Copy each line below in which the word "vertical" occurs.

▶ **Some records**
────────────────────
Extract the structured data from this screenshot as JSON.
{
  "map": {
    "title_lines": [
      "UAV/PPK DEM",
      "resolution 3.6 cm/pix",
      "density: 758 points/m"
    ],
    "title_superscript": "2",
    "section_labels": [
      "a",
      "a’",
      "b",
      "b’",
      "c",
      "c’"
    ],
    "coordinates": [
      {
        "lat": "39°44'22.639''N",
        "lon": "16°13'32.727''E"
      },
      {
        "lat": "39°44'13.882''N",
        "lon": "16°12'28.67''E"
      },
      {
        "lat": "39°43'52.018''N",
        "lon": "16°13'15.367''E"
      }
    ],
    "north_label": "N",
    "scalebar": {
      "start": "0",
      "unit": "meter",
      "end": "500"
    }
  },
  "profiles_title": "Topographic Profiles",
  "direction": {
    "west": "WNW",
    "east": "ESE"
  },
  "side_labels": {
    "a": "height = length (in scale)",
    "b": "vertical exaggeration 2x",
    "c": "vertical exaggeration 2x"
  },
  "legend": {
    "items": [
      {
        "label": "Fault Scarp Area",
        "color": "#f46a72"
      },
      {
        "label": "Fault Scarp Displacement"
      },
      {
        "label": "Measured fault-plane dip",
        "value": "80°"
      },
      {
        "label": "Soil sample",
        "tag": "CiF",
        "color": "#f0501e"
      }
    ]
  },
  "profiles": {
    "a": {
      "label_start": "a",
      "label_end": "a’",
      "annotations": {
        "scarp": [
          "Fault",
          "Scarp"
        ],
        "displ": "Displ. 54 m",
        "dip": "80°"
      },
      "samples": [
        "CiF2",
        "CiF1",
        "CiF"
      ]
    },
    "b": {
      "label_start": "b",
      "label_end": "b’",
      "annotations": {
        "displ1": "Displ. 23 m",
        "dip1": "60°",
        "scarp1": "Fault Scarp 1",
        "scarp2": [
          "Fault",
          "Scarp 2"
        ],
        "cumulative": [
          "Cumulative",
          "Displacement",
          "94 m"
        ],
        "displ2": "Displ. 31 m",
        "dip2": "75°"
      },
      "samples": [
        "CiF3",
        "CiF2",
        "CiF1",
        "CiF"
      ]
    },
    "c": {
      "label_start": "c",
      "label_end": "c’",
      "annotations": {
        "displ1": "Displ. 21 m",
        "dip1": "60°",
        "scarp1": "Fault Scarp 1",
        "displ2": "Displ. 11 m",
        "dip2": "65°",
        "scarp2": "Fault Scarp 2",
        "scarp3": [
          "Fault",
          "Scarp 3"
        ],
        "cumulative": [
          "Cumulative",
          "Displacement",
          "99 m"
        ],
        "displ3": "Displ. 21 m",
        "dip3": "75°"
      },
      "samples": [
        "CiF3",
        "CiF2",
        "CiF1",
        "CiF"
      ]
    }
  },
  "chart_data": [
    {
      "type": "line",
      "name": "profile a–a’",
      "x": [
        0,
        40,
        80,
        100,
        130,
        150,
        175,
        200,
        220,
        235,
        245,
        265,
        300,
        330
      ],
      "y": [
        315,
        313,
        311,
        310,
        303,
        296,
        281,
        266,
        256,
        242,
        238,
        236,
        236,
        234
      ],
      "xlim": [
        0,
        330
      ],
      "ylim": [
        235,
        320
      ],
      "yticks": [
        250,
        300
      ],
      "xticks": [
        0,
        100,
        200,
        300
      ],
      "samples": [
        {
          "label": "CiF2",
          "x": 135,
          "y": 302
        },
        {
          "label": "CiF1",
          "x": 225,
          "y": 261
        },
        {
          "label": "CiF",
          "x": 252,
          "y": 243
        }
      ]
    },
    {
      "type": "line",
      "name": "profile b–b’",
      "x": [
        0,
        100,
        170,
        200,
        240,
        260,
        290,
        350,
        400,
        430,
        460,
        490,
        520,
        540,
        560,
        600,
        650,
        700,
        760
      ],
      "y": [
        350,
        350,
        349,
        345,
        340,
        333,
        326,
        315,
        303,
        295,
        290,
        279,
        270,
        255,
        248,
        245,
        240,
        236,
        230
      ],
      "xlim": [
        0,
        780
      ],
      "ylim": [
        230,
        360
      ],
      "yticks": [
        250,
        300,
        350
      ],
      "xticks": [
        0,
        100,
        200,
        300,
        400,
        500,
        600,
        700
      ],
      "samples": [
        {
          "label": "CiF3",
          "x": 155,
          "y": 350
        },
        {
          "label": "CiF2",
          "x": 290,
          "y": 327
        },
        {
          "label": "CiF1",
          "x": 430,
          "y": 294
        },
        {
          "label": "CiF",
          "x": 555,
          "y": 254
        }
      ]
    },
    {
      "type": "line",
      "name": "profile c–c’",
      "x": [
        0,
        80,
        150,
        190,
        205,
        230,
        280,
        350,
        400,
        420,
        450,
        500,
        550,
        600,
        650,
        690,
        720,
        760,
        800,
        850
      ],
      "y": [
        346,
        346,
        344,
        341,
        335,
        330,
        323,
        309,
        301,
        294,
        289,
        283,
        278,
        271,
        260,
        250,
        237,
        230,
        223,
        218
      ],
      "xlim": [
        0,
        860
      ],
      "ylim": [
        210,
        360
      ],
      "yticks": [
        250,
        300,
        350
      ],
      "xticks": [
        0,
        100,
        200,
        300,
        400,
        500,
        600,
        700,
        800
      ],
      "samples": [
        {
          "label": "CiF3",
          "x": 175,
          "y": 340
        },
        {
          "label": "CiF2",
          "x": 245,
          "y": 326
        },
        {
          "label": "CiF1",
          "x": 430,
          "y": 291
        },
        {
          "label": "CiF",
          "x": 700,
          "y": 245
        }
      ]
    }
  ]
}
────────────────────
▶ **Solution below**
    "b": "vertical exaggeration 2x",
    "c": "vertical exaggeration 2x"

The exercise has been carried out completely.